## GOAL
Every entry here needs to be repeated exactly.

## DATA
########################################

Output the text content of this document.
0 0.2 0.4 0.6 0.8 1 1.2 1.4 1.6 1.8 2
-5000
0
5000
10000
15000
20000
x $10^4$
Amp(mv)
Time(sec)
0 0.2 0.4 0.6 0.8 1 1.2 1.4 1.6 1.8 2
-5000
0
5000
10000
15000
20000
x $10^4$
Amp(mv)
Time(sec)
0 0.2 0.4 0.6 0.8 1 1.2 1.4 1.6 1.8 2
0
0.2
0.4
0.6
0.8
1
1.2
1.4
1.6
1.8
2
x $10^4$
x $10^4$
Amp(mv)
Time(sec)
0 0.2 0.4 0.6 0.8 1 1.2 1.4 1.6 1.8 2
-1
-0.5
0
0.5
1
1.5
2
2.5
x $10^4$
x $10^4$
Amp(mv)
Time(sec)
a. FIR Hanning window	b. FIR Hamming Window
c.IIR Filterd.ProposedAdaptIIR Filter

########################################

## RESPONSE
Output the text content of this document.
0 0.2 0.4 0.6 0.8 1 1.2 1.4 1.6 1.8 2
-5000
0
5000
10000
15000
20000
x $10^4$
Amp(mv)
Time(sec)
0 0.2 0.4 0.6 0.8 1 1.2 1.4 1.6 1.8 2
-5000
0
5000
10000
15000
20000
x $10^4$
Amp(mv)
Time(sec)
0 0.2 0.4 0.6 0.8 1 1.2 1.4 1.6 1.8 2
0
0.2
0.4
0.6
0.8
1
1.2
1.4
1.6
1.8
2
x $10^4$
x $10^4$
Amp(mv)
Time(sec)
0 0.2 0.4 0.6 0.8 1 1.2 1.4 1.6 1.8 2
-1
-0.5
0
0.5
1
1.5
2
2.5
x $10^4$
x $10^4$
Amp(mv)
Time(sec)
a. FIR Hanning window	b. FIR Hamming Window
c.IIR Filterd.ProposedAdaptIIR Filter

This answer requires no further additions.